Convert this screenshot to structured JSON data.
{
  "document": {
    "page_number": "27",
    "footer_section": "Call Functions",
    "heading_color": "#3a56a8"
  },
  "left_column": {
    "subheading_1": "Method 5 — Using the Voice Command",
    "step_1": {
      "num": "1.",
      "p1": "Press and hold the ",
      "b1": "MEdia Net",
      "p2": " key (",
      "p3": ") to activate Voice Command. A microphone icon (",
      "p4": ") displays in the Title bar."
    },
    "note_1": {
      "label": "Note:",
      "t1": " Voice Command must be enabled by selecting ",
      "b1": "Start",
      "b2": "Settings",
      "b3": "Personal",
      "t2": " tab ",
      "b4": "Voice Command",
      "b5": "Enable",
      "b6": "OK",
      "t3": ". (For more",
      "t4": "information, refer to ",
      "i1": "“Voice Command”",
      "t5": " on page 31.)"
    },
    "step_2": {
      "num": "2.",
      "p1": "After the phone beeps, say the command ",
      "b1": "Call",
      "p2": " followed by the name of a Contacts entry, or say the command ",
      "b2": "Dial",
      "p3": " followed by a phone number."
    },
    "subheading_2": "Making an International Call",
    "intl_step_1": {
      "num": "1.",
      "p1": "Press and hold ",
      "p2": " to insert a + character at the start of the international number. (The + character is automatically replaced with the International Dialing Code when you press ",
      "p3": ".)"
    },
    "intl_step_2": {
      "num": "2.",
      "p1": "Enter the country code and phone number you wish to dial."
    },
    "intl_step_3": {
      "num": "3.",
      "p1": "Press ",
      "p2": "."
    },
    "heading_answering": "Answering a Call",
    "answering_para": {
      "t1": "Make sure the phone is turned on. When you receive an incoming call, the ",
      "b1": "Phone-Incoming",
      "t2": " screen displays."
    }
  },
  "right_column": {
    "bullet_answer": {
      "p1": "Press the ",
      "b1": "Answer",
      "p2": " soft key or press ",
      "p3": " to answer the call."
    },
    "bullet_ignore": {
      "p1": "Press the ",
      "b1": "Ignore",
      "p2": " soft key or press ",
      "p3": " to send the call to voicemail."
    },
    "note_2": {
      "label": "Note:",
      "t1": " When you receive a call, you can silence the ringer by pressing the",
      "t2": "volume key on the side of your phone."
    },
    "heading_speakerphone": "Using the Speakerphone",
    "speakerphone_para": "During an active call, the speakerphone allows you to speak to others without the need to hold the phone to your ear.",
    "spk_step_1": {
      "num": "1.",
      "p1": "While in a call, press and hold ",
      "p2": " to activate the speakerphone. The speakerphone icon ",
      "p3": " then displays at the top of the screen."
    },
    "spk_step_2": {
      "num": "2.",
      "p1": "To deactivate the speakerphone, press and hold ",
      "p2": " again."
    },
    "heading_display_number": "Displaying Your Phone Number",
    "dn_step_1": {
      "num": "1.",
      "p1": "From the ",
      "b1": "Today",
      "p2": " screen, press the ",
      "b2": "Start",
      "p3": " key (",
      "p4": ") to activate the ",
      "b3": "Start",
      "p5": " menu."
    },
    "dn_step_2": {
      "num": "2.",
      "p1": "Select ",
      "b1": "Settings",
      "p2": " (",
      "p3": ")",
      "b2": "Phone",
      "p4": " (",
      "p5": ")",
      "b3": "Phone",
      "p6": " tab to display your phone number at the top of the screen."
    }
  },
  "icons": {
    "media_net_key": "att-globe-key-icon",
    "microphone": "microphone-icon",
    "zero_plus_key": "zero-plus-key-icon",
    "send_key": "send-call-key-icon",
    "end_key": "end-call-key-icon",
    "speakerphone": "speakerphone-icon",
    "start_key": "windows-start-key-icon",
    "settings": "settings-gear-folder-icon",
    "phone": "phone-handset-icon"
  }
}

◆ Instructions to follow
Copy every record exactly as presented.

◆ Response to the task
Convert this screenshot to structured JSON data.
{
  "document": {
    "page_number": "27",
    "footer_section": "Call Functions",
    "heading_color": "#3a56a8"
  },
  "left_column": {
    "subheading_1": "Method 5 — Using the Voice Command",
    "step_1": {
      "num": "1.",
      "p1": "Press and hold the ",
      "b1": "MEdia Net",
      "p2": " key (",
      "p3": ") to activate Voice Command. A microphone icon (",
      "p4": ") displays in the Title bar."
    },
    "note_1": {
      "label": "Note:",
      "t1": " Voice Command must be enabled by selecting ",
      "b1": "Start",
      "b2": "Settings",
      "b3": "Personal",
      "t2": " tab ",
      "b4": "Voice Command",
      "b5": "Enable",
      "b6": "OK",
      "t3": ". (For more",
      "t4": "information, refer to ",
      "i1": "“Voice Command”",
      "t5": " on page 31.)"
    },
    "step_2": {
      "num": "2.",
      "p1": "After the phone beeps, say the command ",
      "b1": "Call",
      "p2": " followed by the name of a Contacts entry, or say the command ",
      "b2": "Dial",
      "p3": " followed by a phone number."
    },
    "subheading_2": "Making an International Call",
    "intl_step_1": {
      "num": "1.",
      "p1": "Press and hold ",
      "p2": " to insert a + character at the start of the international number. (The + character is automatically replaced with the International Dialing Code when you press ",
      "p3": ".)"
    },
    "intl_step_2": {
      "num": "2.",
      "p1": "Enter the country code and phone number you wish to dial."
    },
    "intl_step_3": {
      "num": "3.",
      "p1": "Press ",
      "p2": "."
    },
    "heading_answering": "Answering a Call",
    "answering_para": {
      "t1": "Make sure the phone is turned on. When you receive an incoming call, the ",
      "b1": "Phone-Incoming",
      "t2": " screen displays."
    }
  },
  "right_column": {
    "bullet_answer": {
      "p1": "Press the ",
      "b1": "Answer",
      "p2": " soft key or press ",
      "p3": " to answer the call."
    },
    "bullet_ignore": {
      "p1": "Press the ",
      "b1": "Ignore",
      "p2": " soft key or press ",
      "p3": " to send the call to voicemail."
    },
    "note_2": {
      "label": "Note:",
      "t1": " When you receive a call, you can silence the ringer by pressing the",
      "t2": "volume key on the side of your phone."
    },
    "heading_speakerphone": "Using the Speakerphone",
    "speakerphone_para": "During an active call, the speakerphone allows you to speak to others without the need to hold the phone to your ear.",
    "spk_step_1": {
      "num": "1.",
      "p1": "While in a call, press and hold ",
      "p2": " to activate the speakerphone. The speakerphone icon ",
      "p3": " then displays at the top of the screen."
    },
    "spk_step_2": {
      "num": "2.",
      "p1": "To deactivate the speakerphone, press and hold ",
      "p2": " again."
    },
    "heading_display_number": "Displaying Your Phone Number",
    "dn_step_1": {
      "num": "1.",
      "p1": "From the ",
      "b1": "Today",
      "p2": " screen, press the ",
      "b2": "Start",
      "p3": " key (",
      "p4": ") to activate the ",
      "b3": "Start",
      "p5": " menu."
    },
    "dn_step_2": {
      "num": "2.",
      "p1": "Select ",
      "b1": "Settings",
      "p2": " (",
      "p3": ")",
      "b2": "Phone",
      "p4": " (",
      "p5": ")",
      "b3": "Phone",
      "p6": " tab to display your phone number at the top of the screen."
    }
  },
  "icons": {
    "media_net_key": "att-globe-key-icon",
    "microphone": "microphone-icon",
    "zero_plus_key": "zero-plus-key-icon",
    "send_key": "send-call-key-icon",
    "end_key": "end-call-key-icon",
    "speakerphone": "speakerphone-icon",
    "start_key": "windows-start-key-icon",
    "settings": "settings-gear-folder-icon",
    "phone": "phone-handset-icon"
  }
}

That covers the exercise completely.